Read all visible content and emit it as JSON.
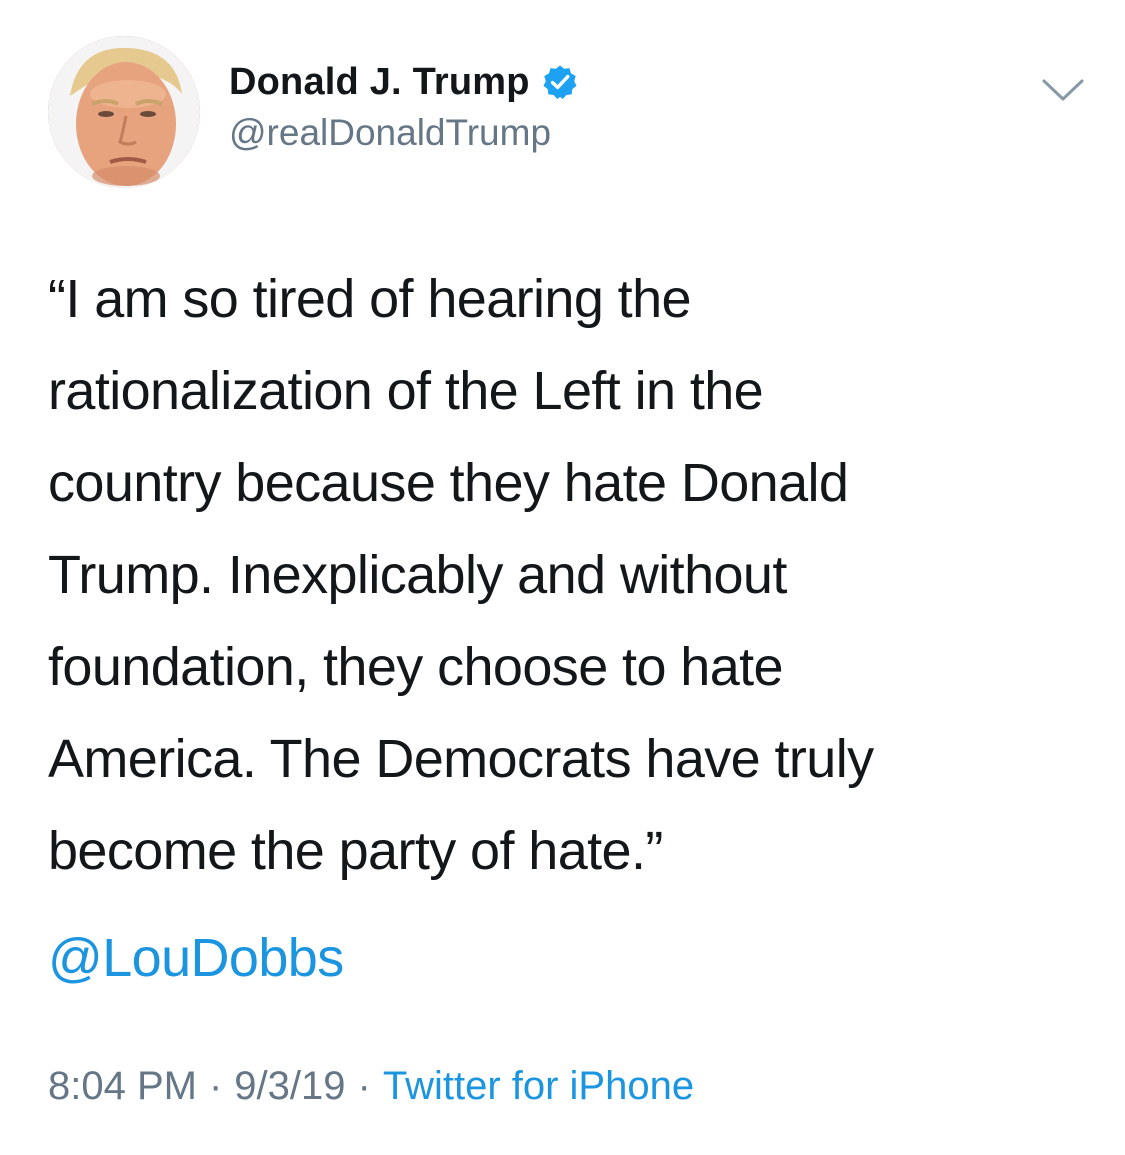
{
  "tweet": {
    "author": {
      "display_name": "Donald J. Trump",
      "handle": "@realDonaldTrump",
      "verified": true
    },
    "body_lines": [
      "“I am so tired of hearing the",
      "rationalization of the Left in the",
      "country because they hate Donald",
      "Trump. Inexplicably and without",
      "foundation, they choose to hate",
      "America. The Democrats have truly",
      "become the party of hate.”"
    ],
    "mention": "@LouDobbs",
    "time": "8:04 PM",
    "separator": "·",
    "date": "9/3/19",
    "source": "Twitter for iPhone"
  },
  "icons": {
    "verified": "verified-badge-icon",
    "menu": "chevron-down-icon"
  },
  "colors": {
    "text": "#14171a",
    "secondary": "#657786",
    "link": "#1b95e0",
    "verified": "#1da1f2"
  }
}
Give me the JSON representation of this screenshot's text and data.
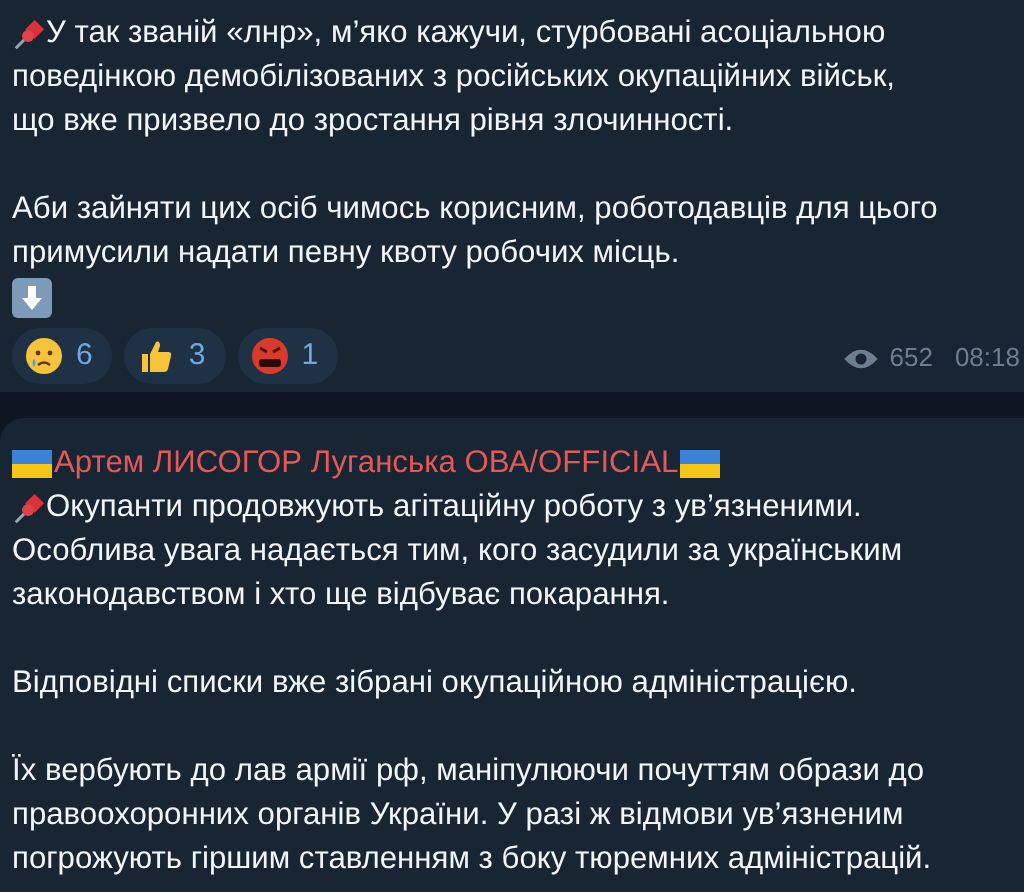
{
  "messages": [
    {
      "paragraphs": [
        {
          "kind": "pinned",
          "lines": [
            "У так званій «лнр», м’яко кажучи, стурбовані асоціальною",
            "поведінкою демобілізованих з російських окупаційних військ,",
            "що вже призвело до зростання рівня злочинності."
          ]
        },
        {
          "kind": "plain",
          "lines": [
            "Аби зайняти цих осіб чимось корисним, роботодавців для цього",
            "примусили надати певну квоту робочих місць."
          ]
        },
        {
          "kind": "arrow"
        }
      ],
      "reactions": [
        {
          "kind": "crying",
          "count": "6"
        },
        {
          "kind": "thumbs-up",
          "count": "3"
        },
        {
          "kind": "cursing",
          "count": "1"
        }
      ],
      "views": "652",
      "time": "08:18"
    },
    {
      "sender": "Артем ЛИСОГОР Луганська ОВА/OFFICIAL",
      "paragraphs": [
        {
          "kind": "pinned",
          "lines": [
            "Окупанти продовжують агітаційну роботу з ув’язненими.",
            "Особлива увага надається тим, кого засудили за українським",
            "законодавством і хто ще відбуває покарання."
          ]
        },
        {
          "kind": "plain",
          "lines": [
            "Відповідні списки вже зібрані окупаційною адміністрацією."
          ]
        },
        {
          "kind": "plain",
          "lines": [
            "Їх вербують до лав армії рф, маніпулюючи почуттям образи до",
            "правоохоронних органів України. У разі ж відмови ув’язненим",
            "погрожують гіршим ставленням з боку тюремних адміністрацій."
          ]
        }
      ]
    }
  ]
}
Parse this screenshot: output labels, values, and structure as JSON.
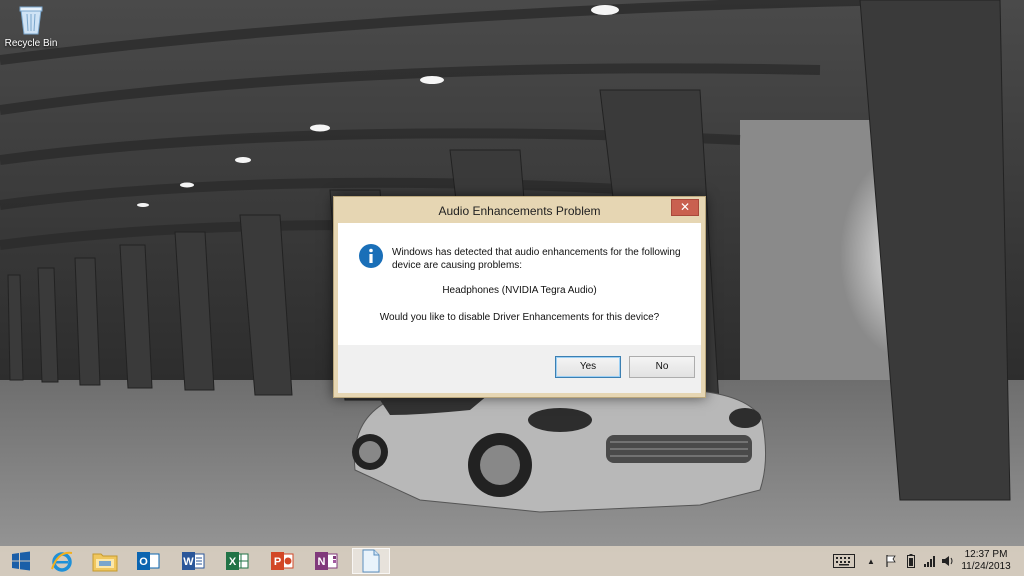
{
  "desktop": {
    "recycle_bin_label": "Recycle Bin"
  },
  "dialog": {
    "title": "Audio Enhancements Problem",
    "close_label": "✕",
    "message": "Windows has detected that audio enhancements for the following device are causing problems:",
    "device": "Headphones (NVIDIA Tegra Audio)",
    "question": "Would you like to disable Driver Enhancements for this device?",
    "yes_label": "Yes",
    "no_label": "No"
  },
  "taskbar": {
    "apps": [
      {
        "name": "start",
        "icon": "windows-logo-icon"
      },
      {
        "name": "internet-explorer",
        "icon": "internet-explorer-icon"
      },
      {
        "name": "file-explorer",
        "icon": "folder-icon"
      },
      {
        "name": "outlook",
        "icon": "outlook-icon",
        "letter": "O"
      },
      {
        "name": "word",
        "icon": "word-icon",
        "letter": "W"
      },
      {
        "name": "excel",
        "icon": "excel-icon",
        "letter": "X"
      },
      {
        "name": "powerpoint",
        "icon": "powerpoint-icon",
        "letter": "P"
      },
      {
        "name": "onenote",
        "icon": "onenote-icon",
        "letter": "N"
      },
      {
        "name": "notepad",
        "icon": "document-icon",
        "active": true
      }
    ],
    "tray": {
      "keyboard_icon": "keyboard-icon",
      "chevron": "▲",
      "flag_icon": "flag-icon",
      "battery_icon": "battery-icon",
      "signal_icon": "signal-icon",
      "volume_icon": "volume-icon"
    },
    "clock": {
      "time": "12:37 PM",
      "date": "11/24/2013"
    }
  },
  "colors": {
    "dialog_frame": "#e6d6b3",
    "close_button": "#c9604f",
    "info_blue": "#1a6fb8",
    "taskbar": "#d7cdc0"
  }
}
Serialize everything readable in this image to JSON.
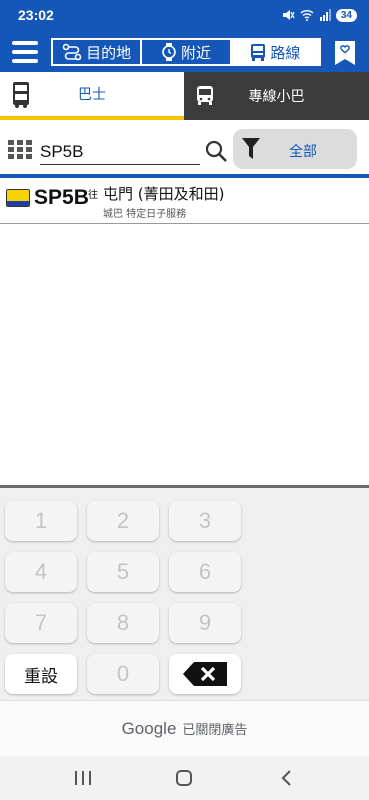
{
  "status_bar": {
    "time": "23:02",
    "battery": "34"
  },
  "app_bar": {
    "segments": [
      {
        "label": "目的地",
        "icon": "route-icon",
        "active": false
      },
      {
        "label": "附近",
        "icon": "watch-icon",
        "active": false
      },
      {
        "label": "路線",
        "icon": "bus-front-icon",
        "active": true
      }
    ]
  },
  "tabs": [
    {
      "label": "巴士",
      "active": true
    },
    {
      "label": "專線小巴",
      "active": false
    }
  ],
  "search": {
    "value": "SP5B",
    "filter_label": "全部"
  },
  "results": [
    {
      "route": "SP5B",
      "direction_mark": "往",
      "destination": "屯門 (菁田及和田)",
      "subtitle": "城巴 特定日子服務"
    }
  ],
  "keypad": {
    "keys": [
      "1",
      "2",
      "3",
      "4",
      "5",
      "6",
      "7",
      "8",
      "9",
      "重設",
      "0"
    ]
  },
  "ad": {
    "brand": "Google",
    "text": "已關閉廣告"
  },
  "colors": {
    "primary": "#1457b8",
    "accent": "#f5c400",
    "dark_tab": "#3b3b3b"
  }
}
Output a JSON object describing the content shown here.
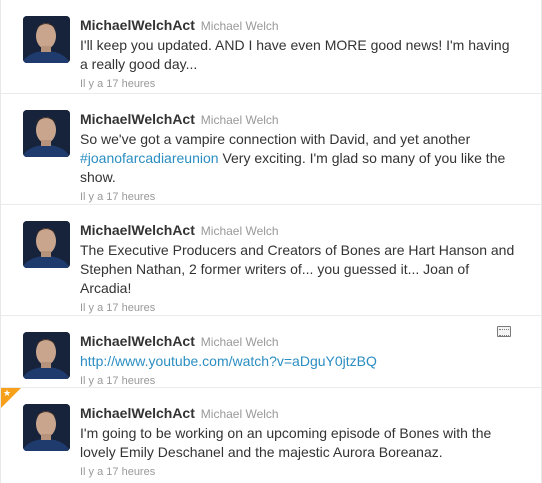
{
  "tweets": [
    {
      "screen_name": "MichaelWelchAct",
      "full_name": "Michael Welch",
      "text": "I'll keep you updated. AND I have even MORE good news! I'm having a really good day...",
      "timestamp": "Il y a 17 heures"
    },
    {
      "screen_name": "MichaelWelchAct",
      "full_name": "Michael Welch",
      "text_before": "So we've got a vampire connection with David, and yet another ",
      "hashtag": "#joanofarcadiareunion",
      "text_after": " Very exciting. I'm glad so many of you like the show.",
      "timestamp": "Il y a 17 heures"
    },
    {
      "screen_name": "MichaelWelchAct",
      "full_name": "Michael Welch",
      "text": "The Executive Producers and Creators of Bones are Hart Hanson and Stephen Nathan, 2 former writers of... you guessed it... Joan of Arcadia!",
      "timestamp": "Il y a 17 heures"
    },
    {
      "screen_name": "MichaelWelchAct",
      "full_name": "Michael Welch",
      "link": "http://www.youtube.com/watch?v=aDguY0jtzBQ",
      "timestamp": "Il y a 17 heures",
      "media_icon": "media-card-icon"
    },
    {
      "screen_name": "MichaelWelchAct",
      "full_name": "Michael Welch",
      "text": "I'm going to be working on an upcoming episode of Bones with the lovely Emily Deschanel and the majestic Aurora Boreanaz.",
      "timestamp": "Il y a 17 heures",
      "favorited": true,
      "favorite_icon": "star-icon"
    }
  ],
  "colors": {
    "link": "#2b8ec2",
    "muted": "#999999",
    "text": "#333333",
    "favorite": "#f6a01b"
  }
}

● ● ● ● ● ● ●

Instructions to follow | Restate the records above in full, word for word. Keep pictures out.

Answer to the exercise |
Read all visible content and emit it as JSON.
{
  "tweet": {
    "author": {
      "display_name": "Donald J. Trump",
      "handle": "@realDonaldTrump",
      "verified": true
    },
    "body_lines": [
      "“I am so tired of hearing the",
      "rationalization of the Left in the",
      "country because they hate Donald",
      "Trump. Inexplicably and without",
      "foundation, they choose to hate",
      "America. The Democrats have truly",
      "become the party of hate.”"
    ],
    "mention": "@LouDobbs",
    "time": "8:04 PM",
    "separator": "·",
    "date": "9/3/19",
    "source": "Twitter for iPhone"
  },
  "icons": {
    "verified": "verified-badge-icon",
    "menu": "chevron-down-icon"
  },
  "colors": {
    "text": "#14171a",
    "secondary": "#657786",
    "link": "#1b95e0",
    "verified": "#1da1f2"
  }
}
Give me the JSON representation of this screenshot's text and data.
{
  "messages": [
    {
      "paragraphs": [
        {
          "kind": "pinned",
          "lines": [
            "У так званій «лнр», м’яко кажучи, стурбовані асоціальною",
            "поведінкою демобілізованих з російських окупаційних військ,",
            "що вже призвело до зростання рівня злочинності."
          ]
        },
        {
          "kind": "plain",
          "lines": [
            "Аби зайняти цих осіб чимось корисним, роботодавців для цього",
            "примусили надати певну квоту робочих місць."
          ]
        },
        {
          "kind": "arrow"
        }
      ],
      "reactions": [
        {
          "kind": "crying",
          "count": "6"
        },
        {
          "kind": "thumbs-up",
          "count": "3"
        },
        {
          "kind": "cursing",
          "count": "1"
        }
      ],
      "views": "652",
      "time": "08:18"
    },
    {
      "sender": "Артем ЛИСОГОР Луганська ОВА/OFFICIAL",
      "paragraphs": [
        {
          "kind": "pinned",
          "lines": [
            "Окупанти продовжують агітаційну роботу з ув’язненими.",
            "Особлива увага надається тим, кого засудили за українським",
            "законодавством і хто ще відбуває покарання."
          ]
        },
        {
          "kind": "plain",
          "lines": [
            "Відповідні списки вже зібрані окупаційною адміністрацією."
          ]
        },
        {
          "kind": "plain",
          "lines": [
            "Їх вербують до лав армії рф, маніпулюючи почуттям образи до",
            "правоохоронних органів України. У разі ж відмови ув’язненим",
            "погрожують гіршим ставленням з боку тюремних адміністрацій."
          ]
        }
      ]
    }
  ]
}
Parse this screenshot: output labels, values, and structure as JSON.
{
  "desktop": {
    "recycle_bin_label": "Recycle Bin"
  },
  "dialog": {
    "title": "Audio Enhancements Problem",
    "close_label": "✕",
    "message": "Windows has detected that audio enhancements for the following device are causing problems:",
    "device": "Headphones (NVIDIA Tegra Audio)",
    "question": "Would you like to disable Driver Enhancements for this device?",
    "yes_label": "Yes",
    "no_label": "No"
  },
  "taskbar": {
    "apps": [
      {
        "name": "start",
        "icon": "windows-logo-icon"
      },
      {
        "name": "internet-explorer",
        "icon": "internet-explorer-icon"
      },
      {
        "name": "file-explorer",
        "icon": "folder-icon"
      },
      {
        "name": "outlook",
        "icon": "outlook-icon",
        "letter": "O"
      },
      {
        "name": "word",
        "icon": "word-icon",
        "letter": "W"
      },
      {
        "name": "excel",
        "icon": "excel-icon",
        "letter": "X"
      },
      {
        "name": "powerpoint",
        "icon": "powerpoint-icon",
        "letter": "P"
      },
      {
        "name": "onenote",
        "icon": "onenote-icon",
        "letter": "N"
      },
      {
        "name": "notepad",
        "icon": "document-icon",
        "active": true
      }
    ],
    "tray": {
      "keyboard_icon": "keyboard-icon",
      "chevron": "▲",
      "flag_icon": "flag-icon",
      "battery_icon": "battery-icon",
      "signal_icon": "signal-icon",
      "volume_icon": "volume-icon"
    },
    "clock": {
      "time": "12:37 PM",
      "date": "11/24/2013"
    }
  },
  "colors": {
    "dialog_frame": "#e6d6b3",
    "close_button": "#c9604f",
    "info_blue": "#1a6fb8",
    "taskbar": "#d7cdc0"
  }
}
Serialize everything readable in this image to JSON.
{
  "status_bar": {
    "time": "23:02",
    "battery": "34"
  },
  "app_bar": {
    "segments": [
      {
        "label": "目的地",
        "icon": "route-icon",
        "active": false
      },
      {
        "label": "附近",
        "icon": "watch-icon",
        "active": false
      },
      {
        "label": "路線",
        "icon": "bus-front-icon",
        "active": true
      }
    ]
  },
  "tabs": [
    {
      "label": "巴士",
      "active": true
    },
    {
      "label": "專線小巴",
      "active": false
    }
  ],
  "search": {
    "value": "SP5B",
    "filter_label": "全部"
  },
  "results": [
    {
      "route": "SP5B",
      "direction_mark": "往",
      "destination": "屯門 (菁田及和田)",
      "subtitle": "城巴 特定日子服務"
    }
  ],
  "keypad": {
    "keys": [
      "1",
      "2",
      "3",
      "4",
      "5",
      "6",
      "7",
      "8",
      "9",
      "重設",
      "0"
    ]
  },
  "ad": {
    "brand": "Google",
    "text": "已關閉廣告"
  },
  "colors": {
    "primary": "#1457b8",
    "accent": "#f5c400",
    "dark_tab": "#3b3b3b"
  }
}
Output a JSON object describing the content shown here.
{
  "tweets": [
    {
      "screen_name": "MichaelWelchAct",
      "full_name": "Michael Welch",
      "text": "I'll keep you updated. AND I have even MORE good news! I'm having a really good day...",
      "timestamp": "Il y a 17 heures"
    },
    {
      "screen_name": "MichaelWelchAct",
      "full_name": "Michael Welch",
      "text_before": "So we've got a vampire connection with David, and yet another ",
      "hashtag": "#joanofarcadiareunion",
      "text_after": " Very exciting. I'm glad so many of you like the show.",
      "timestamp": "Il y a 17 heures"
    },
    {
      "screen_name": "MichaelWelchAct",
      "full_name": "Michael Welch",
      "text": "The Executive Producers and Creators of Bones are Hart Hanson and Stephen Nathan, 2 former writers of... you guessed it... Joan of Arcadia!",
      "timestamp": "Il y a 17 heures"
    },
    {
      "screen_name": "MichaelWelchAct",
      "full_name": "Michael Welch",
      "link": "http://www.youtube.com/watch?v=aDguY0jtzBQ",
      "timestamp": "Il y a 17 heures",
      "media_icon": "media-card-icon"
    },
    {
      "screen_name": "MichaelWelchAct",
      "full_name": "Michael Welch",
      "text": "I'm going to be working on an upcoming episode of Bones with the lovely Emily Deschanel and the majestic Aurora Boreanaz.",
      "timestamp": "Il y a 17 heures",
      "favorited": true,
      "favorite_icon": "star-icon"
    }
  ],
  "colors": {
    "link": "#2b8ec2",
    "muted": "#999999",
    "text": "#333333",
    "favorite": "#f6a01b"
  }
}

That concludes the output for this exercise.